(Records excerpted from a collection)
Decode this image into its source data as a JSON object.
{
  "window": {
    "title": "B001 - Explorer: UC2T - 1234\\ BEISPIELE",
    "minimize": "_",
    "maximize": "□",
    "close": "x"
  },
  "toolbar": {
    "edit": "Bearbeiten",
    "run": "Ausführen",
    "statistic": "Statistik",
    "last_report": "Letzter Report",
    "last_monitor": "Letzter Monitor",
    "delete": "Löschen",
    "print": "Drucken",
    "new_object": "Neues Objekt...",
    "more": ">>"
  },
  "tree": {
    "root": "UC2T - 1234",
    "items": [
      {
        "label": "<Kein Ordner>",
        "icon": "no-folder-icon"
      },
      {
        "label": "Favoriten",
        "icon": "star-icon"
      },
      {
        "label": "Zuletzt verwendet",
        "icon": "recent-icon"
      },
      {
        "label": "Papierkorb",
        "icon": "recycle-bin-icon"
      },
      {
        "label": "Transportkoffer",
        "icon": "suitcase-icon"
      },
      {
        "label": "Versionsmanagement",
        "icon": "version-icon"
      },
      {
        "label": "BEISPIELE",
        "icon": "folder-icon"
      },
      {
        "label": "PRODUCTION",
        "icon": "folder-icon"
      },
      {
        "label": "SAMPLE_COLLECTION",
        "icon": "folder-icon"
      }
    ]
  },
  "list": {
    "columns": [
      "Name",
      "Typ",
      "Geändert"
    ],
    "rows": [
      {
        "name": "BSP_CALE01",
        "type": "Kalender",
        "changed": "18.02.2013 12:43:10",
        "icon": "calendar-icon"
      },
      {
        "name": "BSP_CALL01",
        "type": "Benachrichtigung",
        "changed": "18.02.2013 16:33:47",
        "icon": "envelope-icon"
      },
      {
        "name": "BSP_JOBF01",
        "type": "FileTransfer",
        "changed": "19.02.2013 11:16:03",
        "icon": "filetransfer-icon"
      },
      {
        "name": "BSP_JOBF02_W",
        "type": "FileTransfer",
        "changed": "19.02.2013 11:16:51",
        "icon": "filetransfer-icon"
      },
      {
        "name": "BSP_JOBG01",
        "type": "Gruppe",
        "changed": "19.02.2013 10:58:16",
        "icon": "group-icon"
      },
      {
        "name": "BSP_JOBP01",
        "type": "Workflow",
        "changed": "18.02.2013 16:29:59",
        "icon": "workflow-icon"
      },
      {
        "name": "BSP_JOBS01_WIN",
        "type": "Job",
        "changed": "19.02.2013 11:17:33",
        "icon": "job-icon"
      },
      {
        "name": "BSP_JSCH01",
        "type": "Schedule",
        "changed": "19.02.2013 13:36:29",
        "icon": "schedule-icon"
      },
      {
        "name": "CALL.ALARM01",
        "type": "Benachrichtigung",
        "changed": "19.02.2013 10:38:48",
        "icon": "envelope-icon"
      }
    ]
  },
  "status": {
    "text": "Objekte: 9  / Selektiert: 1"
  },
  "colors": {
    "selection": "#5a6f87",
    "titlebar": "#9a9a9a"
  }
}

- [To be done]
Give a word-for-word copy of the records.

- [Finished answer]
Decode this image into its source data as a JSON object.
{
  "window": {
    "title": "B001 - Explorer: UC2T - 1234\\ BEISPIELE",
    "minimize": "_",
    "maximize": "□",
    "close": "x"
  },
  "toolbar": {
    "edit": "Bearbeiten",
    "run": "Ausführen",
    "statistic": "Statistik",
    "last_report": "Letzter Report",
    "last_monitor": "Letzter Monitor",
    "delete": "Löschen",
    "print": "Drucken",
    "new_object": "Neues Objekt...",
    "more": ">>"
  },
  "tree": {
    "root": "UC2T - 1234",
    "items": [
      {
        "label": "<Kein Ordner>",
        "icon": "no-folder-icon"
      },
      {
        "label": "Favoriten",
        "icon": "star-icon"
      },
      {
        "label": "Zuletzt verwendet",
        "icon": "recent-icon"
      },
      {
        "label": "Papierkorb",
        "icon": "recycle-bin-icon"
      },
      {
        "label": "Transportkoffer",
        "icon": "suitcase-icon"
      },
      {
        "label": "Versionsmanagement",
        "icon": "version-icon"
      },
      {
        "label": "BEISPIELE",
        "icon": "folder-icon"
      },
      {
        "label": "PRODUCTION",
        "icon": "folder-icon"
      },
      {
        "label": "SAMPLE_COLLECTION",
        "icon": "folder-icon"
      }
    ]
  },
  "list": {
    "columns": [
      "Name",
      "Typ",
      "Geändert"
    ],
    "rows": [
      {
        "name": "BSP_CALE01",
        "type": "Kalender",
        "changed": "18.02.2013 12:43:10",
        "icon": "calendar-icon"
      },
      {
        "name": "BSP_CALL01",
        "type": "Benachrichtigung",
        "changed": "18.02.2013 16:33:47",
        "icon": "envelope-icon"
      },
      {
        "name": "BSP_JOBF01",
        "type": "FileTransfer",
        "changed": "19.02.2013 11:16:03",
        "icon": "filetransfer-icon"
      },
      {
        "name": "BSP_JOBF02_W",
        "type": "FileTransfer",
        "changed": "19.02.2013 11:16:51",
        "icon": "filetransfer-icon"
      },
      {
        "name": "BSP_JOBG01",
        "type": "Gruppe",
        "changed": "19.02.2013 10:58:16",
        "icon": "group-icon"
      },
      {
        "name": "BSP_JOBP01",
        "type": "Workflow",
        "changed": "18.02.2013 16:29:59",
        "icon": "workflow-icon"
      },
      {
        "name": "BSP_JOBS01_WIN",
        "type": "Job",
        "changed": "19.02.2013 11:17:33",
        "icon": "job-icon"
      },
      {
        "name": "BSP_JSCH01",
        "type": "Schedule",
        "changed": "19.02.2013 13:36:29",
        "icon": "schedule-icon"
      },
      {
        "name": "CALL.ALARM01",
        "type": "Benachrichtigung",
        "changed": "19.02.2013 10:38:48",
        "icon": "envelope-icon"
      }
    ]
  },
  "status": {
    "text": "Objekte: 9  / Selektiert: 1"
  },
  "colors": {
    "selection": "#5a6f87",
    "titlebar": "#9a9a9a"
  }
}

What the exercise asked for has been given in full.